Copy out all lines where "cynégétique" appears.

** Excerpted records **

++++++++++

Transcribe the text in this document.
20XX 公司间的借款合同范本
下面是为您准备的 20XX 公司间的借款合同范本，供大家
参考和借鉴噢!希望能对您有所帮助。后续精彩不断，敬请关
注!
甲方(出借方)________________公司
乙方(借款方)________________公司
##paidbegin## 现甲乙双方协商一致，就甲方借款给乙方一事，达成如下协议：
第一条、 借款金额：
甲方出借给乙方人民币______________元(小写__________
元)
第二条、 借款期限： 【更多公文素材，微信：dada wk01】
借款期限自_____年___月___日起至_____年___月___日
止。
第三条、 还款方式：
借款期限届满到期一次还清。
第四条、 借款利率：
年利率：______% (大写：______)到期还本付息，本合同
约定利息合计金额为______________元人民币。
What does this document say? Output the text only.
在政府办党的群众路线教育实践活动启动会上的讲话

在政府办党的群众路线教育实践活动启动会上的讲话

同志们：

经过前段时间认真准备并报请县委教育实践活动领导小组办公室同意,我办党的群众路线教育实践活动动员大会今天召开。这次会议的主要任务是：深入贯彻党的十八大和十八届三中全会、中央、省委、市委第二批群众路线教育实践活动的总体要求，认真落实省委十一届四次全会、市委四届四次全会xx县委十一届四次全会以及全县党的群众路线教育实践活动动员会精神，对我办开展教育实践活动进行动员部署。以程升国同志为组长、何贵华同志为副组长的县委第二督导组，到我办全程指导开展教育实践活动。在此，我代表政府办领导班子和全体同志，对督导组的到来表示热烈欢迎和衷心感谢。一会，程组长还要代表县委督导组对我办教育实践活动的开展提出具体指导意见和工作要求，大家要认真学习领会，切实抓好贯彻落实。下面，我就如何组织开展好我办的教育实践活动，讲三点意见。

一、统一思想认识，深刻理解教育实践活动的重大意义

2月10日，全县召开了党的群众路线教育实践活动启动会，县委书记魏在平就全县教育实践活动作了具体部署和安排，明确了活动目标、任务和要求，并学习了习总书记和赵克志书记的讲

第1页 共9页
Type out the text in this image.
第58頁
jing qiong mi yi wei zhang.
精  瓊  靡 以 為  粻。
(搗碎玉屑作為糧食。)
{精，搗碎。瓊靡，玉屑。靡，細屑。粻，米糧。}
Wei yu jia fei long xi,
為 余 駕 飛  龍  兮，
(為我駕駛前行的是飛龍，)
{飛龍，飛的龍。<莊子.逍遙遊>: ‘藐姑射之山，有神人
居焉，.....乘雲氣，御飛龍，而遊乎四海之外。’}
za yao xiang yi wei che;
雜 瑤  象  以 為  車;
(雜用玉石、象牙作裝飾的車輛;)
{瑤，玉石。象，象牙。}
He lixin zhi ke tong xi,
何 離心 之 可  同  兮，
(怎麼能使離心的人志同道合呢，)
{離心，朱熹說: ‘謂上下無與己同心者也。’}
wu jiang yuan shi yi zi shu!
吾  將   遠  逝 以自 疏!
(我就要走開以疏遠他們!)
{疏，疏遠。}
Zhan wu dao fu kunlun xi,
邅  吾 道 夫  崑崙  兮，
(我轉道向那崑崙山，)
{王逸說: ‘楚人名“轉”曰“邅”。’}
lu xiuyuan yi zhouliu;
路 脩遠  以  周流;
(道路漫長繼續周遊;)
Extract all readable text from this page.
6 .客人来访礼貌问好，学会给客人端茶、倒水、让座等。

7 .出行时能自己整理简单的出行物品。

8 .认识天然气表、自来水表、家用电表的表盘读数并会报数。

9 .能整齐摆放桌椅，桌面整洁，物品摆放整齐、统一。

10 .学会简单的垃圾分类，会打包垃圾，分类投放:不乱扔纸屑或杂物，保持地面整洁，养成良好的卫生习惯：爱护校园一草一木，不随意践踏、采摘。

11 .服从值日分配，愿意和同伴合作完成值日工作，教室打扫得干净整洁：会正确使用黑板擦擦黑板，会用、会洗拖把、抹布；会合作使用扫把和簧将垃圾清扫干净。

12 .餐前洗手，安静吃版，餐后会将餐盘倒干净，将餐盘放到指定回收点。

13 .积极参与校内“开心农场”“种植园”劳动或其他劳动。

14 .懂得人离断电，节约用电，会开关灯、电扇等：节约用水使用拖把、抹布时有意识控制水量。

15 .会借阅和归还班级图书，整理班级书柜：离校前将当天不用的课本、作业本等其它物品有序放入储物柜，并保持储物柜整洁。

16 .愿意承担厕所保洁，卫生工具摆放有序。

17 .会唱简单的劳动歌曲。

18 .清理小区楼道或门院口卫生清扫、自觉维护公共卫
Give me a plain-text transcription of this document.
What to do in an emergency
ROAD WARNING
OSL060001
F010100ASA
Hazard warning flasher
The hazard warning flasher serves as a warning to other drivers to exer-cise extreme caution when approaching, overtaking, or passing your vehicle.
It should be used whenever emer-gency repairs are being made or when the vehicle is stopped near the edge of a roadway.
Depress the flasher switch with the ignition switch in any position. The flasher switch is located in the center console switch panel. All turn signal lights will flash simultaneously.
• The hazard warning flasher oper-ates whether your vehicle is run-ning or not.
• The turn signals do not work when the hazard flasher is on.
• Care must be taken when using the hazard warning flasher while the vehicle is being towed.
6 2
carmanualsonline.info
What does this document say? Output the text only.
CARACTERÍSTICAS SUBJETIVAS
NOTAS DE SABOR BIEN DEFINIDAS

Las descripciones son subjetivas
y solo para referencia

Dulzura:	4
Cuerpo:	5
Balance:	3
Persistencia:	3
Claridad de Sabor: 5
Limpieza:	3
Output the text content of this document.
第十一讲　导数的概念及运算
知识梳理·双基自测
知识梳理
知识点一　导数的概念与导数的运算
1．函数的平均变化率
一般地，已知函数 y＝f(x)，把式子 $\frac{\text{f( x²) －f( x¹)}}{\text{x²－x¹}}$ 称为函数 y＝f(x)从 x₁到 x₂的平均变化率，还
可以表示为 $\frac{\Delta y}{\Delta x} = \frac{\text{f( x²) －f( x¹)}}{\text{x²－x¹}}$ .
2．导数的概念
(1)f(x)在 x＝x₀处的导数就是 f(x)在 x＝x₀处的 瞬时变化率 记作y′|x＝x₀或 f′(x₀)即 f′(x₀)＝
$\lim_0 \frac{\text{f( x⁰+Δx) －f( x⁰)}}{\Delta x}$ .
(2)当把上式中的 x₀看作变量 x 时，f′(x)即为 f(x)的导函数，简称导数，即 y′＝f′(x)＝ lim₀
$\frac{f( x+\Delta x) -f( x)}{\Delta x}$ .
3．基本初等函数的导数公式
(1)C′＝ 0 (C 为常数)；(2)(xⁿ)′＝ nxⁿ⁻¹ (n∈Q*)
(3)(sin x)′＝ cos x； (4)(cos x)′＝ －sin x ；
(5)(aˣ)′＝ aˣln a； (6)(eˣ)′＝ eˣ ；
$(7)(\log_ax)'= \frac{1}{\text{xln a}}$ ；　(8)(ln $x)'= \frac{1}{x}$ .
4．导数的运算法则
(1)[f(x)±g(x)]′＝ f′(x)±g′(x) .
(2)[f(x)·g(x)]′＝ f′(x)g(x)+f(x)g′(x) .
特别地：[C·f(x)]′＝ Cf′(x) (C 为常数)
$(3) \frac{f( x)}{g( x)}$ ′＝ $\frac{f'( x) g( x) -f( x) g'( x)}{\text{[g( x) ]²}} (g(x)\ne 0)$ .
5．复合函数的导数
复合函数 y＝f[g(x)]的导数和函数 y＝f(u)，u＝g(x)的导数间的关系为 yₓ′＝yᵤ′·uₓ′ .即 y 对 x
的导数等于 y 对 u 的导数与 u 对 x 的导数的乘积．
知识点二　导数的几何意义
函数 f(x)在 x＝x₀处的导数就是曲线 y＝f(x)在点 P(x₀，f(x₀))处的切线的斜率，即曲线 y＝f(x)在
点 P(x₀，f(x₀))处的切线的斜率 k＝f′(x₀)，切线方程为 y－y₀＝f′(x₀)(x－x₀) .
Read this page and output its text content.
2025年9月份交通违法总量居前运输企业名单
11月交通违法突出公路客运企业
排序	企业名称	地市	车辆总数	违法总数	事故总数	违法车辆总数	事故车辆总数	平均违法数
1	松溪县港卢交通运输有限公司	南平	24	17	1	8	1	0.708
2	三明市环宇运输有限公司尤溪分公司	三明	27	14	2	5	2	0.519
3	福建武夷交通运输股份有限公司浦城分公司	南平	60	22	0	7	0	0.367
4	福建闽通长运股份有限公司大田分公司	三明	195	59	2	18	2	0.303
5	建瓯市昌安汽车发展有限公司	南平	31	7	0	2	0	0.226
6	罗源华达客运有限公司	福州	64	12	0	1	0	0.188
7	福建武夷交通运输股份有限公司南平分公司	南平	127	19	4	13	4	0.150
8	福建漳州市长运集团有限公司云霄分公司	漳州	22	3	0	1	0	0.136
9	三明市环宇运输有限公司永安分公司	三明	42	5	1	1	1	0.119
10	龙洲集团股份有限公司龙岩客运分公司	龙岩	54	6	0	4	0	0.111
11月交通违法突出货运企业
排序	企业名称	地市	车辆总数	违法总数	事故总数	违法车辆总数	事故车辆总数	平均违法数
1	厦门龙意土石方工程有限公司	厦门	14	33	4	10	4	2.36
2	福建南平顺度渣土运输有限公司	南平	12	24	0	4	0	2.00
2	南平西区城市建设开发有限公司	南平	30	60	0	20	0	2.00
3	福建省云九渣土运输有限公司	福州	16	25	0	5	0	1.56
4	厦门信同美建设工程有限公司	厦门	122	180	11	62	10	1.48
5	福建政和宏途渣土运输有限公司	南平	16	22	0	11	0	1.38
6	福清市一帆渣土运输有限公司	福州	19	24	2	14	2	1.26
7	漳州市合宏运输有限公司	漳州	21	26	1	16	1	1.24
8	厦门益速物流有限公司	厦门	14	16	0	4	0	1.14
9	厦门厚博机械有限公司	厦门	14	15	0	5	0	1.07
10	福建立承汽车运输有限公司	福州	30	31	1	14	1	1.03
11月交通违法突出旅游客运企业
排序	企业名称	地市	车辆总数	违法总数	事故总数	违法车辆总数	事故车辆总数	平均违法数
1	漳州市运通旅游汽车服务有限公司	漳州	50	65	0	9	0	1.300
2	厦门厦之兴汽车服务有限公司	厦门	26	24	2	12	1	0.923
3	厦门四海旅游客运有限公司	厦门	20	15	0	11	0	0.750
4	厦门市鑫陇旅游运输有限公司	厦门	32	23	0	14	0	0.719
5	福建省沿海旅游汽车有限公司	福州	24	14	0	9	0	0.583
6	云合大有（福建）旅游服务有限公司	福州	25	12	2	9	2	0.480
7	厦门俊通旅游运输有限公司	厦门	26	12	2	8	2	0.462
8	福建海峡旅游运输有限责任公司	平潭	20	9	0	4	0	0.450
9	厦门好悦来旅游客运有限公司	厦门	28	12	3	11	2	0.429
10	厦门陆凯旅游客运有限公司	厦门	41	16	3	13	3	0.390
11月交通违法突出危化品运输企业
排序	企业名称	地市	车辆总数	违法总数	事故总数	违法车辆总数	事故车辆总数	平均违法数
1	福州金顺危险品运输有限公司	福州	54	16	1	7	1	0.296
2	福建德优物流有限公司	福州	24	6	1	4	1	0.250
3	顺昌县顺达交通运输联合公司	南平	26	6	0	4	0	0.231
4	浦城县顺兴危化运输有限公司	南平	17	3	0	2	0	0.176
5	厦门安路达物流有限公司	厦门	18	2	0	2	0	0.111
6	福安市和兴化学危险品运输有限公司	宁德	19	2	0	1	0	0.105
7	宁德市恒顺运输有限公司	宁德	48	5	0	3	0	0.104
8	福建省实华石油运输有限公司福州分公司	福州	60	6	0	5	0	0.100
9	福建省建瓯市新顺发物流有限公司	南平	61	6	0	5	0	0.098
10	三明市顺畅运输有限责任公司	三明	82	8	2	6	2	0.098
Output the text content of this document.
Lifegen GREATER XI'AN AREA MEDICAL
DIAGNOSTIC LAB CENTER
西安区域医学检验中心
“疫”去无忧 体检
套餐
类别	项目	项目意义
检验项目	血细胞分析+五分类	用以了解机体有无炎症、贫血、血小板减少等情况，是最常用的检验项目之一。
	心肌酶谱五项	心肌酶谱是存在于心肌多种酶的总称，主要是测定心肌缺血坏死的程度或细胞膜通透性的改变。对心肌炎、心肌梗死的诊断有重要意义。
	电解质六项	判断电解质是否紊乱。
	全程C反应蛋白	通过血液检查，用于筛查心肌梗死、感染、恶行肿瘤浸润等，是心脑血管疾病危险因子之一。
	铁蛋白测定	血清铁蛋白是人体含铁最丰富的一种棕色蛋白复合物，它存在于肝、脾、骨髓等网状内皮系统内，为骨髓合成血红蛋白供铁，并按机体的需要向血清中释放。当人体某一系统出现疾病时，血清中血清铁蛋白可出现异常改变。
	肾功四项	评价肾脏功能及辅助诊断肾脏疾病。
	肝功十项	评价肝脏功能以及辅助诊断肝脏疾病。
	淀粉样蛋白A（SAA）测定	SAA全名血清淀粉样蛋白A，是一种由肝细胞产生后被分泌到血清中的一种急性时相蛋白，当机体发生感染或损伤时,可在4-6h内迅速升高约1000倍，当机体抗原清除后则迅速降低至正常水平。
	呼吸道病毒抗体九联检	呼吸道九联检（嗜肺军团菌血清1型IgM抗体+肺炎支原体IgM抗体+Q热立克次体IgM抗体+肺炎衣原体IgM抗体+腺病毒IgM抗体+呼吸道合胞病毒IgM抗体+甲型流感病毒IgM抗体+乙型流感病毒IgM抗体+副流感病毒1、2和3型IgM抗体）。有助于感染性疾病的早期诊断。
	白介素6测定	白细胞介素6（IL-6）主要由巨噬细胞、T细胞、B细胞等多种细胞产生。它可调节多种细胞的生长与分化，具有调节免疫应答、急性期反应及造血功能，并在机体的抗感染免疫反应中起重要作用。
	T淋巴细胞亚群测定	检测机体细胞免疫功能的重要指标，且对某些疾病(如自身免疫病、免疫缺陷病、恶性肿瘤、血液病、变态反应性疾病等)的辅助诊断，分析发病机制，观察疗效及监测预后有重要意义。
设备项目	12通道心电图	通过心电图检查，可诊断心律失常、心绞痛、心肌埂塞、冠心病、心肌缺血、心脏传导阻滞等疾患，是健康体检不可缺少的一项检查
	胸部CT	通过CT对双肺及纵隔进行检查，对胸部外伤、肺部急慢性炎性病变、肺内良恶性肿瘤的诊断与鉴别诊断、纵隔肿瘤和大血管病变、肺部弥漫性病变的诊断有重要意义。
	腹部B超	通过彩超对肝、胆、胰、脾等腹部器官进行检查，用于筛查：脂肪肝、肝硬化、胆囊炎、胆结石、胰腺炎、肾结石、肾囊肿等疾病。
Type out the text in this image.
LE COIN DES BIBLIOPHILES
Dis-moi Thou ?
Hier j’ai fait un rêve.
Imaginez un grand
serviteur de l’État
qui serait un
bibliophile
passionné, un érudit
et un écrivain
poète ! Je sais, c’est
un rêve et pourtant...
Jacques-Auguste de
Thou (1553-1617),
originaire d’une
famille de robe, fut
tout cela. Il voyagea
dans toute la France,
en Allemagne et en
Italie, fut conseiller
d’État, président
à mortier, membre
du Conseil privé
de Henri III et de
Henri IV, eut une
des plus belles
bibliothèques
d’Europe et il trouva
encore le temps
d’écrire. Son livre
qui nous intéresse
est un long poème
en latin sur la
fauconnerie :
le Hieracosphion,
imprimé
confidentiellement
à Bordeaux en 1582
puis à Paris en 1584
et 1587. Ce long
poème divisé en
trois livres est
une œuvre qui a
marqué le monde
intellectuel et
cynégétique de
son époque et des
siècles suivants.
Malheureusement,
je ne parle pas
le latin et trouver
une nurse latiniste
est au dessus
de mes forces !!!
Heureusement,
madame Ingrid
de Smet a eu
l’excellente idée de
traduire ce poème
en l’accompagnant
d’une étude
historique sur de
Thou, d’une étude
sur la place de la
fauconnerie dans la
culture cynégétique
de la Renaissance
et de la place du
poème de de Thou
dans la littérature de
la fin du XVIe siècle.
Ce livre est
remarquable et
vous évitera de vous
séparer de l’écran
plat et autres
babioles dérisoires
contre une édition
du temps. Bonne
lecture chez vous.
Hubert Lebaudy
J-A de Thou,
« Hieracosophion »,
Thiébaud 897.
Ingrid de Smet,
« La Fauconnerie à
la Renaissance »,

++++++++++

** Written response **
cynégétique de
culture cynégétique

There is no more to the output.